**Source document:**
□ □ □ □ □

Quincy Mayor Thomas Koch has proposed to pull the plug on his long-pending 89% raise that was most curiously confabulated as warranted a year and a half ago and has since suffered nothing but public outcry.

In particular, the rancor was especially heated from taxpayers who pay his salary over the way that the mayor grifted without public comment his plans for a raise that would have made him among the five highest paid mayors in the country as the mayor of the but small city that is Quincy and which ranks as but the 325th largest city in the United States.

Friends, Roman Catholics, Kochonuts …
A Facebook photo

Needless to say, with local elections next week, Quincy Mayor Koch’s announcement was surely an attempt at an October surprise to attempt to stem metastasizing negative sentiments towards many to most incumbent city councillors as well as perhaps also School Committee members seeking reelection as they are proxies for taking shots at Mayor Koch as he is not on the ballot this election cycle.

Mayor Koch tried to inarticulately couch his proposal as a compromise to put to bed the ongoing controversy, however, as the new number still begat quick as well as valid criticism.

Good luck following the card …
A file photo

The mayor’s proposal is further arguably disingenuous.

Reasons include that the proposed $225,000 trimmed raise is 19% higher than what was proposed per a ballot question that was dubiously rejected by the City Clerk and thus now in court, 10% higher than splitting the difference between his current salary and the long under fire pending $285,000 raise, as well as is 1.5% higher than his labeling the raise as 3% per year since his last raise in 2015.

Further galling with Mayor Koch’s posing of a hard to see as other than a faux gesture during election season is how the proposed ballot question raise was set at 2% a year and thus in line with what city employee union members have received in the way with raises since the last mayoral last raise.

That and continues to disregard Section 17A of the city charter which calls for voter approval of raises for the mayor and city councillors.

The mayor’s legal council in court
An old Columbia Pictures image

Further yet, the major’s proposal entails aspects which his consigliere claimed made the ballot question invalid.

In any event, the revised raise proposal is to be presented to the city council at the first council meeting after the election and thus when at least some members will not care as they had not opted to run for reelection and others may be lame ducks after perhaps losing their reelection bids.  

Also problematic, in no way can the mayor’s proposal kochblock the already ongoing litigation tied to the rejection of the ballot question in ways that one could readily argue has entailed voter suppression and thus pose arguable violations of the rejected signers’ civil rights.

□ □ □ □ □

**Dataset extract:**
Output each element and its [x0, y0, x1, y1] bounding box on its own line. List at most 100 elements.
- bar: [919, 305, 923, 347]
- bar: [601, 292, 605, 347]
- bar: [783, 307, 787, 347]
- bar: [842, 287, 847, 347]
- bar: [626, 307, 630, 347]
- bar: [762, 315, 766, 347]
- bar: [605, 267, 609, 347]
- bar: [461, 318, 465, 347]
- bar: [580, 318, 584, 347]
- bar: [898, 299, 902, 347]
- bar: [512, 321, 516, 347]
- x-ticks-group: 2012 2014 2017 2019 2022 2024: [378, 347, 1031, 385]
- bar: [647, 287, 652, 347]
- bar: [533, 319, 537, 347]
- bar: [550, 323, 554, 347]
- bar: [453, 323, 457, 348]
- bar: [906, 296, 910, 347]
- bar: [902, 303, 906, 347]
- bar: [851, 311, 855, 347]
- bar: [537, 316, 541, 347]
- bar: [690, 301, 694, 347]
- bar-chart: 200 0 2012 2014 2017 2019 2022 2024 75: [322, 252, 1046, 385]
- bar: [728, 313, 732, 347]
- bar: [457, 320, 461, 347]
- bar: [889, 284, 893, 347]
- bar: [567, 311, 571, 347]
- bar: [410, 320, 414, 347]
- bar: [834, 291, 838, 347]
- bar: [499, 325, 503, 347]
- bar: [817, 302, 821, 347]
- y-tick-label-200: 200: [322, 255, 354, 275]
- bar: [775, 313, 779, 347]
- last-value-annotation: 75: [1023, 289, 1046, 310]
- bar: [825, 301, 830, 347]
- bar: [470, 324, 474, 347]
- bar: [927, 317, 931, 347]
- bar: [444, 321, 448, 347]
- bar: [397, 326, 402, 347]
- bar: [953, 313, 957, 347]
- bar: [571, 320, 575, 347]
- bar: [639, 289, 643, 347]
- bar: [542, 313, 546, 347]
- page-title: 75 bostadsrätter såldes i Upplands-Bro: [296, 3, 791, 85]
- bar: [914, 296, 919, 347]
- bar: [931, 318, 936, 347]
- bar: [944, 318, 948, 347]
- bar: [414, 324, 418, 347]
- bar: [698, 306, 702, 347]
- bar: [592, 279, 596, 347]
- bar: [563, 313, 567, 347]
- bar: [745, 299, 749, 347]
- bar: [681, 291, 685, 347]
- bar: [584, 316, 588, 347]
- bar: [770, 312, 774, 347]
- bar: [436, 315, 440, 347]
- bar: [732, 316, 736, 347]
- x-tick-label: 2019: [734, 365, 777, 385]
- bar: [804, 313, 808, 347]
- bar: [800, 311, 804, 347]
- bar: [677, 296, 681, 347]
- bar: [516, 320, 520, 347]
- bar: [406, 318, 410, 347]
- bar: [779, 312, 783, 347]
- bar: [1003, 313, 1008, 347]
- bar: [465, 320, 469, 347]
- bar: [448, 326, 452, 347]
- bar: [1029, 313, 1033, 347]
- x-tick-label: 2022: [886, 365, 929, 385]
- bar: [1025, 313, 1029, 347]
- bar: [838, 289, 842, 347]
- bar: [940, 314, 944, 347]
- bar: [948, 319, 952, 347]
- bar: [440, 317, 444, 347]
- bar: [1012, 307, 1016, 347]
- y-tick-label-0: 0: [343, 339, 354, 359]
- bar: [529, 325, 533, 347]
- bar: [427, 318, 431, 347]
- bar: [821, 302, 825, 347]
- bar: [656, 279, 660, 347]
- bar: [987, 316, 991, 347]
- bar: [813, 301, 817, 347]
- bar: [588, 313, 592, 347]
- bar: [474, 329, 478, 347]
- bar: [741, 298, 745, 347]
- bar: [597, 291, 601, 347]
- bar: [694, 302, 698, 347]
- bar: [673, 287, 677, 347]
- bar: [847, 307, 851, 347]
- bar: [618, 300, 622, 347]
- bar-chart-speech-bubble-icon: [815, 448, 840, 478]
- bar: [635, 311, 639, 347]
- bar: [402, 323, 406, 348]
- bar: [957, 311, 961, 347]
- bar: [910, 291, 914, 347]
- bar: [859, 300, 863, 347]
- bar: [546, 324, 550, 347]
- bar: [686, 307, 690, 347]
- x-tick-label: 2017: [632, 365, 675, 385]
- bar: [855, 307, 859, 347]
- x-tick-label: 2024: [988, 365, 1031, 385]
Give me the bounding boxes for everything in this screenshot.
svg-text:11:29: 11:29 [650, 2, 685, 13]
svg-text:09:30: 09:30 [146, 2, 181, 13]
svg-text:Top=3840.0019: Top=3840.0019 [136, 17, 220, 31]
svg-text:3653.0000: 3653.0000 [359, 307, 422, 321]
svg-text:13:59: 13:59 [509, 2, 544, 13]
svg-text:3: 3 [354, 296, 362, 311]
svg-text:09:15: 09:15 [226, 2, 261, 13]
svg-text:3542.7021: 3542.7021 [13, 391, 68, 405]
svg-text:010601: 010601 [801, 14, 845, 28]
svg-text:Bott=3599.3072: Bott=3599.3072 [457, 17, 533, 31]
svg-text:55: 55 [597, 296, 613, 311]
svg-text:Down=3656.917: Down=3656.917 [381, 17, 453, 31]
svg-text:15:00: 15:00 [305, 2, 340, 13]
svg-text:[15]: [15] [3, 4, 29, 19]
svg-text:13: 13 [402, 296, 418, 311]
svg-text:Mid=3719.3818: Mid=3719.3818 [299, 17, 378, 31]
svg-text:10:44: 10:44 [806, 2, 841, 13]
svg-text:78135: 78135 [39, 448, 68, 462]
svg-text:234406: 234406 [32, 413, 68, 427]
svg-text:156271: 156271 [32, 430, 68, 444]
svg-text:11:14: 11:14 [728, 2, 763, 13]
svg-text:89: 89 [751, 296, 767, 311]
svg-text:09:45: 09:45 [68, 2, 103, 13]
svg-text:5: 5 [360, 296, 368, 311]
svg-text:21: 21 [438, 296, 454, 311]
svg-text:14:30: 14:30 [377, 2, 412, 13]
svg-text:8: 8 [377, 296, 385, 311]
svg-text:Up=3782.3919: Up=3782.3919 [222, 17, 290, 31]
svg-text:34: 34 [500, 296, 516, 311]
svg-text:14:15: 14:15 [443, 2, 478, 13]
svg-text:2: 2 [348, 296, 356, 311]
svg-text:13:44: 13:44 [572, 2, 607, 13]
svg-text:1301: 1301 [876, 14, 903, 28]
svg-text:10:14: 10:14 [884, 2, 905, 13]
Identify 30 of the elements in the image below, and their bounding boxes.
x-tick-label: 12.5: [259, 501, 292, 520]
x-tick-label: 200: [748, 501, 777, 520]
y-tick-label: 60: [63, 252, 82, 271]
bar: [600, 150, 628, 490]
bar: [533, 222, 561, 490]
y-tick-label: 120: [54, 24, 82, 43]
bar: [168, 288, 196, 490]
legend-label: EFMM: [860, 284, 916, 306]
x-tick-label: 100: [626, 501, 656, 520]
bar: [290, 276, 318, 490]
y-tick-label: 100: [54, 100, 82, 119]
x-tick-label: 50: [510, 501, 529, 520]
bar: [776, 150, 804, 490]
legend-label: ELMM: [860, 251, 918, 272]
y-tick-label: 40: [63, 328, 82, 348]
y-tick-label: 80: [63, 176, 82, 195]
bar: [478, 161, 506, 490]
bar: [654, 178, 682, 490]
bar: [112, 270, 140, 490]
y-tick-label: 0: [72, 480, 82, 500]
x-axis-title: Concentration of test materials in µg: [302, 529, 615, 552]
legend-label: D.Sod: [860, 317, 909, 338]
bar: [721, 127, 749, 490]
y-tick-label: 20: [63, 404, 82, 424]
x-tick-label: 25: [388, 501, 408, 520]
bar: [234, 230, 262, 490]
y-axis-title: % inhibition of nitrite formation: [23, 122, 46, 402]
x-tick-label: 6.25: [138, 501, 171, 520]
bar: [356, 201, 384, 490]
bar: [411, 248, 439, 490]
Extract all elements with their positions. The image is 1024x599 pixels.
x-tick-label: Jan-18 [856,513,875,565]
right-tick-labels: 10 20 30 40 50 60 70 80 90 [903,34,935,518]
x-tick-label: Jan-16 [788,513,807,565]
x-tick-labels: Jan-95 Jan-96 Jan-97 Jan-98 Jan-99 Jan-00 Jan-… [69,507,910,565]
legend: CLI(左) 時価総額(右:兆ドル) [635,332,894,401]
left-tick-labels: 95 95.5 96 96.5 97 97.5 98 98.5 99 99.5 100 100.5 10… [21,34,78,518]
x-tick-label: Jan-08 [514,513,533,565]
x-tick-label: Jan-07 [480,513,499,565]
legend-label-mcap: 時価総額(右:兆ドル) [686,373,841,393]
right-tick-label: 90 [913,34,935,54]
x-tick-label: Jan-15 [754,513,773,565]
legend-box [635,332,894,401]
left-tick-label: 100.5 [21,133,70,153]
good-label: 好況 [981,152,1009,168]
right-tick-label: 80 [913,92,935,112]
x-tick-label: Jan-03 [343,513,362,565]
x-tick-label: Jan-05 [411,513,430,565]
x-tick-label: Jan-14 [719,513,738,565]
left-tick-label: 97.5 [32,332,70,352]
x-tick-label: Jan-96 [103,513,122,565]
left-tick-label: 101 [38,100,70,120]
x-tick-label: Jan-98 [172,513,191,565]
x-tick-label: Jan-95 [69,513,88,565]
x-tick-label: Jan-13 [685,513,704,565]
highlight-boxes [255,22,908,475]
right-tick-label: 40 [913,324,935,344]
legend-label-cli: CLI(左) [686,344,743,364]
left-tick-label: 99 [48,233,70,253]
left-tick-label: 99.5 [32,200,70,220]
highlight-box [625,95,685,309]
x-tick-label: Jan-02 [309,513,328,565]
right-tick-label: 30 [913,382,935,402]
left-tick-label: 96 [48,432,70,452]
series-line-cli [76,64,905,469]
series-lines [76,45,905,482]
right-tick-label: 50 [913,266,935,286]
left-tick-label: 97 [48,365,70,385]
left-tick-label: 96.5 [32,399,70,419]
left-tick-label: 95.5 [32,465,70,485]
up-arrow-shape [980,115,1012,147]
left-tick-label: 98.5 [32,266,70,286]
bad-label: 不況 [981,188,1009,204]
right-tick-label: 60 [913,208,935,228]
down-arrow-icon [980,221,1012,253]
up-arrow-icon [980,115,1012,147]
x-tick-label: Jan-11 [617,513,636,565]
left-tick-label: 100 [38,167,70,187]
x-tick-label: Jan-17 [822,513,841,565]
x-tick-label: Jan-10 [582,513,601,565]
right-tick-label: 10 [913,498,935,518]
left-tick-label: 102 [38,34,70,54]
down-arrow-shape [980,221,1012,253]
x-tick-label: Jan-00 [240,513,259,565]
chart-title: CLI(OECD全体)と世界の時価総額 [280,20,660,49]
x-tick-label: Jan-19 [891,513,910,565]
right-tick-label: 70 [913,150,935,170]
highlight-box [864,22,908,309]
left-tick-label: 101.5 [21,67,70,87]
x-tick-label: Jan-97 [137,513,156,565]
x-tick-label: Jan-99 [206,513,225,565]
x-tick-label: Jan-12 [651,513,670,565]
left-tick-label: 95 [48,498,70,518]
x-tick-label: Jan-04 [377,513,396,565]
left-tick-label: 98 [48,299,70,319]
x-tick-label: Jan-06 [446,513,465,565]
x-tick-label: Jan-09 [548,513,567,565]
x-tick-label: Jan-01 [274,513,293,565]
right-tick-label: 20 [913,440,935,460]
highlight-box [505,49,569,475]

□ □ □ □ □

**Task set:**
1 > What section of the city charter does the article on the Quincy mayor's raise say calls for voter approval of raises for the mayor and city councillors?
2 > Explain why the article on the Quincy mayor's raise says it matters that the revised proposal will go to the city council at the first meeting after the election.

**Answers:**
1 > Section 17A

2 > At that meeting, some councillors may not care because they chose not to run for reelection. Others may be lame ducks after losing their reelection bids.